WHAT YOU SHOULD DO
Output the full listing word for word.

INFORMATION GIVEN

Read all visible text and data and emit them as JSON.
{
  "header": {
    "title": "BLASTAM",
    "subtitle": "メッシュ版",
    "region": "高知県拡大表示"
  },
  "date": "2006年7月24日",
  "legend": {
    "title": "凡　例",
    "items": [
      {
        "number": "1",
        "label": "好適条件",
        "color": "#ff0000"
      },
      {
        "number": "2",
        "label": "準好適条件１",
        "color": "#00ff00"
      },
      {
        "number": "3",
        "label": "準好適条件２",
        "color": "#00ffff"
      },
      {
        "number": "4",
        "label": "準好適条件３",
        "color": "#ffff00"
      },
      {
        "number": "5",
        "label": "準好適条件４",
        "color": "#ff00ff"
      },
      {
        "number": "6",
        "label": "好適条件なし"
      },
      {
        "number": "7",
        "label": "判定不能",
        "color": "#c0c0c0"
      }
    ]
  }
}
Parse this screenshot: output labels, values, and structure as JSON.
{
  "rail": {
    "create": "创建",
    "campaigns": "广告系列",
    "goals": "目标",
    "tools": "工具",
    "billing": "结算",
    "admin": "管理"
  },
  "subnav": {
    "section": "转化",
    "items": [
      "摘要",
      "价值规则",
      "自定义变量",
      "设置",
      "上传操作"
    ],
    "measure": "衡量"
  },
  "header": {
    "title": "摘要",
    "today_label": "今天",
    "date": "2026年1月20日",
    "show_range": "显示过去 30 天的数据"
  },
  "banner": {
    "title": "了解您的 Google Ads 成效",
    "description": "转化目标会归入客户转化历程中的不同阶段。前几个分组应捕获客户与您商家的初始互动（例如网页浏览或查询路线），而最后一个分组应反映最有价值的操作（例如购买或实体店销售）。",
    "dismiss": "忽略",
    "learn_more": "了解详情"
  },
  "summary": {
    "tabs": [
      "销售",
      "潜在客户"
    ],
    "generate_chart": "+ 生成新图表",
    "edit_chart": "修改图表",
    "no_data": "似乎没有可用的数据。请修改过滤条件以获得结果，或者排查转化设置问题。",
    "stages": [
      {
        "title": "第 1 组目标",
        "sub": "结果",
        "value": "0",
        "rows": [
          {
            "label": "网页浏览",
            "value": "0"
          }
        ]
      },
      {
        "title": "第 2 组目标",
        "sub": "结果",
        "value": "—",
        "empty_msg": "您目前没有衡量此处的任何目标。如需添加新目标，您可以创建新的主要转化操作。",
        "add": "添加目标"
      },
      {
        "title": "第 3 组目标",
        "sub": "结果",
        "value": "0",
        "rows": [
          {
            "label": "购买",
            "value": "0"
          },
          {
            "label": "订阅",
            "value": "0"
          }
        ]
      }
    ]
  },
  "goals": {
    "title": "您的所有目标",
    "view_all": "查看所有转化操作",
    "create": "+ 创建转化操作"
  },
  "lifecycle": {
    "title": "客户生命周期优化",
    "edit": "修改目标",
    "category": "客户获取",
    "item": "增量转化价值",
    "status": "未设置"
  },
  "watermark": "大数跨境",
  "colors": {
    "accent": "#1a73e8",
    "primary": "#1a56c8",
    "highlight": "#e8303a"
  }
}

EXERCISE RESULT
Read all visible text and data and emit them as JSON.
{
  "header": {
    "title": "BLASTAM",
    "subtitle": "メッシュ版",
    "region": "高知県拡大表示"
  },
  "date": "2006年7月24日",
  "legend": {
    "title": "凡　例",
    "items": [
      {
        "number": "1",
        "label": "好適条件",
        "color": "#ff0000"
      },
      {
        "number": "2",
        "label": "準好適条件１",
        "color": "#00ff00"
      },
      {
        "number": "3",
        "label": "準好適条件２",
        "color": "#00ffff"
      },
      {
        "number": "4",
        "label": "準好適条件３",
        "color": "#ffff00"
      },
      {
        "number": "5",
        "label": "準好適条件４",
        "color": "#ff00ff"
      },
      {
        "number": "6",
        "label": "好適条件なし"
      },
      {
        "number": "7",
        "label": "判定不能",
        "color": "#c0c0c0"
      }
    ]
  }
}
Parse this screenshot: output labels, values, and structure as JSON.
{
  "rail": {
    "create": "创建",
    "campaigns": "广告系列",
    "goals": "目标",
    "tools": "工具",
    "billing": "结算",
    "admin": "管理"
  },
  "subnav": {
    "section": "转化",
    "items": [
      "摘要",
      "价值规则",
      "自定义变量",
      "设置",
      "上传操作"
    ],
    "measure": "衡量"
  },
  "header": {
    "title": "摘要",
    "today_label": "今天",
    "date": "2026年1月20日",
    "show_range": "显示过去 30 天的数据"
  },
  "banner": {
    "title": "了解您的 Google Ads 成效",
    "description": "转化目标会归入客户转化历程中的不同阶段。前几个分组应捕获客户与您商家的初始互动（例如网页浏览或查询路线），而最后一个分组应反映最有价值的操作（例如购买或实体店销售）。",
    "dismiss": "忽略",
    "learn_more": "了解详情"
  },
  "summary": {
    "tabs": [
      "销售",
      "潜在客户"
    ],
    "generate_chart": "+ 生成新图表",
    "edit_chart": "修改图表",
    "no_data": "似乎没有可用的数据。请修改过滤条件以获得结果，或者排查转化设置问题。",
    "stages": [
      {
        "title": "第 1 组目标",
        "sub": "结果",
        "value": "0",
        "rows": [
          {
            "label": "网页浏览",
            "value": "0"
          }
        ]
      },
      {
        "title": "第 2 组目标",
        "sub": "结果",
        "value": "—",
        "empty_msg": "您目前没有衡量此处的任何目标。如需添加新目标，您可以创建新的主要转化操作。",
        "add": "添加目标"
      },
      {
        "title": "第 3 组目标",
        "sub": "结果",
        "value": "0",
        "rows": [
          {
            "label": "购买",
            "value": "0"
          },
          {
            "label": "订阅",
            "value": "0"
          }
        ]
      }
    ]
  },
  "goals": {
    "title": "您的所有目标",
    "view_all": "查看所有转化操作",
    "create": "+ 创建转化操作"
  },
  "lifecycle": {
    "title": "客户生命周期优化",
    "edit": "修改目标",
    "category": "客户获取",
    "item": "增量转化价值",
    "status": "未设置"
  },
  "watermark": "大数跨境",
  "colors": {
    "accent": "#1a73e8",
    "primary": "#1a56c8",
    "highlight": "#e8303a"
  }
}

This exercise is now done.